(Extracted records)
-- START --

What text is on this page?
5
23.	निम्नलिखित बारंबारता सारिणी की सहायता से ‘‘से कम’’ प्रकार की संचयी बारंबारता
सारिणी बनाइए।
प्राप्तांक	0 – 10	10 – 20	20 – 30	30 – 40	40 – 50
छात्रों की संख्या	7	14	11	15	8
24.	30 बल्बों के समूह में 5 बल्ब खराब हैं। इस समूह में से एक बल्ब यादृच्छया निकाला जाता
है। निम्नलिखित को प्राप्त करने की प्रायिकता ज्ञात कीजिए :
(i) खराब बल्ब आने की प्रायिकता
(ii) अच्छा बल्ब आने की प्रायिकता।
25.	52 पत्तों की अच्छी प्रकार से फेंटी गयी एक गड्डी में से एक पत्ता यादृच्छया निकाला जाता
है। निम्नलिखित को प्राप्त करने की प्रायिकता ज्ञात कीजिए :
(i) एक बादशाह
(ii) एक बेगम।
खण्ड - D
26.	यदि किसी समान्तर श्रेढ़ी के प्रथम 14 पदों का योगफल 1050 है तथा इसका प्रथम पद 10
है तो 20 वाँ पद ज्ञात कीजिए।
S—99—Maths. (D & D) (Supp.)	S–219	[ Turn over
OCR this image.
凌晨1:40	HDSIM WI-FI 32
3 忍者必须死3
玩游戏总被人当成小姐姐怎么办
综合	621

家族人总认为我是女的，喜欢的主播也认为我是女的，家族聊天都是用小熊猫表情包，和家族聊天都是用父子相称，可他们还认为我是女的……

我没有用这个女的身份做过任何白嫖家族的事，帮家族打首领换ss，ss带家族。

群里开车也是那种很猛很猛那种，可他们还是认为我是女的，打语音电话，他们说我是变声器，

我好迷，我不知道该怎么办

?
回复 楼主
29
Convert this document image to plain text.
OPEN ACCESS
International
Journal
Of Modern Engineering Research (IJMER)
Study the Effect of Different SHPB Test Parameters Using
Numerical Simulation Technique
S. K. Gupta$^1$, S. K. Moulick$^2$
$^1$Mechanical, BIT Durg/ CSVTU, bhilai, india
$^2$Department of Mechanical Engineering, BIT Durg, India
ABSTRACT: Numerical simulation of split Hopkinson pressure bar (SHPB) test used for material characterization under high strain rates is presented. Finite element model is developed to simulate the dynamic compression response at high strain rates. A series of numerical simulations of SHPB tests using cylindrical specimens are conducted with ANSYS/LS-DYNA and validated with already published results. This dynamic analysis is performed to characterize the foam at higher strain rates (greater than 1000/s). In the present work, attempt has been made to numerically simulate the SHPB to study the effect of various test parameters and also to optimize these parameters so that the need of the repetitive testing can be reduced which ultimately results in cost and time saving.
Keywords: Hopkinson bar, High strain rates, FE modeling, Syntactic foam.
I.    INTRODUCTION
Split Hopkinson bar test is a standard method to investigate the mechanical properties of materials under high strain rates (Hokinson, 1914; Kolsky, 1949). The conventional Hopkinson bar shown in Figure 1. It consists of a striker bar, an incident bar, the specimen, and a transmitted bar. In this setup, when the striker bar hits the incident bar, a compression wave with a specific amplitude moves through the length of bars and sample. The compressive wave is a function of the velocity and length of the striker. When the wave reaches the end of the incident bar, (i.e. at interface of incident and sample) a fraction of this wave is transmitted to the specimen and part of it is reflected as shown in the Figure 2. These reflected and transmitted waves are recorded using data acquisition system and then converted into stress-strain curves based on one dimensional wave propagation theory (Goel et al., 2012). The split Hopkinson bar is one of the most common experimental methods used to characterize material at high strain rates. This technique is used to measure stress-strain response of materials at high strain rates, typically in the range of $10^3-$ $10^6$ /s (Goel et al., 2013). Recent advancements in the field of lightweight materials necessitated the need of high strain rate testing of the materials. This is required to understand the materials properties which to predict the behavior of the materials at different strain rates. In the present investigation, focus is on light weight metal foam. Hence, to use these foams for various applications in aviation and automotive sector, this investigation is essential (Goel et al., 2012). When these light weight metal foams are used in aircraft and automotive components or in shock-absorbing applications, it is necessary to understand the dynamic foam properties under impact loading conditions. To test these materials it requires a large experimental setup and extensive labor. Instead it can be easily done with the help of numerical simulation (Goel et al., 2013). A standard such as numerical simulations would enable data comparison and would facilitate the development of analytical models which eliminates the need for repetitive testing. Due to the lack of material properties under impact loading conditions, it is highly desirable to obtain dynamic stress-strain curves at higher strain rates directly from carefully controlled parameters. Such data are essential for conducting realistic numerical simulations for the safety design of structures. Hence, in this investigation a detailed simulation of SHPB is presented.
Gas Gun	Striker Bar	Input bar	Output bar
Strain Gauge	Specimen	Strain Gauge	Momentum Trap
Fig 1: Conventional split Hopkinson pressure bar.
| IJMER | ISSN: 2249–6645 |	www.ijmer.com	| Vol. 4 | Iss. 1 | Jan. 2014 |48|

-- END --

REQUEST:
Write an exact transcription of every entry above.

ANSWER BELOW:
What text is on this page?
5
23.	निम्नलिखित बारंबारता सारिणी की सहायता से ‘‘से कम’’ प्रकार की संचयी बारंबारता
सारिणी बनाइए।
प्राप्तांक	0 – 10	10 – 20	20 – 30	30 – 40	40 – 50
छात्रों की संख्या	7	14	11	15	8
24.	30 बल्बों के समूह में 5 बल्ब खराब हैं। इस समूह में से एक बल्ब यादृच्छया निकाला जाता
है। निम्नलिखित को प्राप्त करने की प्रायिकता ज्ञात कीजिए :
(i) खराब बल्ब आने की प्रायिकता
(ii) अच्छा बल्ब आने की प्रायिकता।
25.	52 पत्तों की अच्छी प्रकार से फेंटी गयी एक गड्डी में से एक पत्ता यादृच्छया निकाला जाता
है। निम्नलिखित को प्राप्त करने की प्रायिकता ज्ञात कीजिए :
(i) एक बादशाह
(ii) एक बेगम।
खण्ड - D
26.	यदि किसी समान्तर श्रेढ़ी के प्रथम 14 पदों का योगफल 1050 है तथा इसका प्रथम पद 10
है तो 20 वाँ पद ज्ञात कीजिए।
S—99—Maths. (D & D) (Supp.)	S–219	[ Turn over
OCR this image.
凌晨1:40	HDSIM WI-FI 32
3 忍者必须死3
玩游戏总被人当成小姐姐怎么办
综合	621

家族人总认为我是女的，喜欢的主播也认为我是女的，家族聊天都是用小熊猫表情包，和家族聊天都是用父子相称，可他们还认为我是女的……

我没有用这个女的身份做过任何白嫖家族的事，帮家族打首领换ss，ss带家族。

群里开车也是那种很猛很猛那种，可他们还是认为我是女的，打语音电话，他们说我是变声器，

我好迷，我不知道该怎么办

?
回复 楼主
29
Convert this document image to plain text.
OPEN ACCESS
International
Journal
Of Modern Engineering Research (IJMER)
Study the Effect of Different SHPB Test Parameters Using
Numerical Simulation Technique
S. K. Gupta$^1$, S. K. Moulick$^2$
$^1$Mechanical, BIT Durg/ CSVTU, bhilai, india
$^2$Department of Mechanical Engineering, BIT Durg, India
ABSTRACT: Numerical simulation of split Hopkinson pressure bar (SHPB) test used for material characterization under high strain rates is presented. Finite element model is developed to simulate the dynamic compression response at high strain rates. A series of numerical simulations of SHPB tests using cylindrical specimens are conducted with ANSYS/LS-DYNA and validated with already published results. This dynamic analysis is performed to characterize the foam at higher strain rates (greater than 1000/s). In the present work, attempt has been made to numerically simulate the SHPB to study the effect of various test parameters and also to optimize these parameters so that the need of the repetitive testing can be reduced which ultimately results in cost and time saving.
Keywords: Hopkinson bar, High strain rates, FE modeling, Syntactic foam.
I.    INTRODUCTION
Split Hopkinson bar test is a standard method to investigate the mechanical properties of materials under high strain rates (Hokinson, 1914; Kolsky, 1949). The conventional Hopkinson bar shown in Figure 1. It consists of a striker bar, an incident bar, the specimen, and a transmitted bar. In this setup, when the striker bar hits the incident bar, a compression wave with a specific amplitude moves through the length of bars and sample. The compressive wave is a function of the velocity and length of the striker. When the wave reaches the end of the incident bar, (i.e. at interface of incident and sample) a fraction of this wave is transmitted to the specimen and part of it is reflected as shown in the Figure 2. These reflected and transmitted waves are recorded using data acquisition system and then converted into stress-strain curves based on one dimensional wave propagation theory (Goel et al., 2012). The split Hopkinson bar is one of the most common experimental methods used to characterize material at high strain rates. This technique is used to measure stress-strain response of materials at high strain rates, typically in the range of $10^3-$ $10^6$ /s (Goel et al., 2013). Recent advancements in the field of lightweight materials necessitated the need of high strain rate testing of the materials. This is required to understand the materials properties which to predict the behavior of the materials at different strain rates. In the present investigation, focus is on light weight metal foam. Hence, to use these foams for various applications in aviation and automotive sector, this investigation is essential (Goel et al., 2012). When these light weight metal foams are used in aircraft and automotive components or in shock-absorbing applications, it is necessary to understand the dynamic foam properties under impact loading conditions. To test these materials it requires a large experimental setup and extensive labor. Instead it can be easily done with the help of numerical simulation (Goel et al., 2013). A standard such as numerical simulations would enable data comparison and would facilitate the development of analytical models which eliminates the need for repetitive testing. Due to the lack of material properties under impact loading conditions, it is highly desirable to obtain dynamic stress-strain curves at higher strain rates directly from carefully controlled parameters. Such data are essential for conducting realistic numerical simulations for the safety design of structures. Hence, in this investigation a detailed simulation of SHPB is presented.
Gas Gun	Striker Bar	Input bar	Output bar
Strain Gauge	Specimen	Strain Gauge	Momentum Trap
Fig 1: Conventional split Hopkinson pressure bar.
| IJMER | ISSN: 2249–6645 |	www.ijmer.com	| Vol. 4 | Iss. 1 | Jan. 2014 |48|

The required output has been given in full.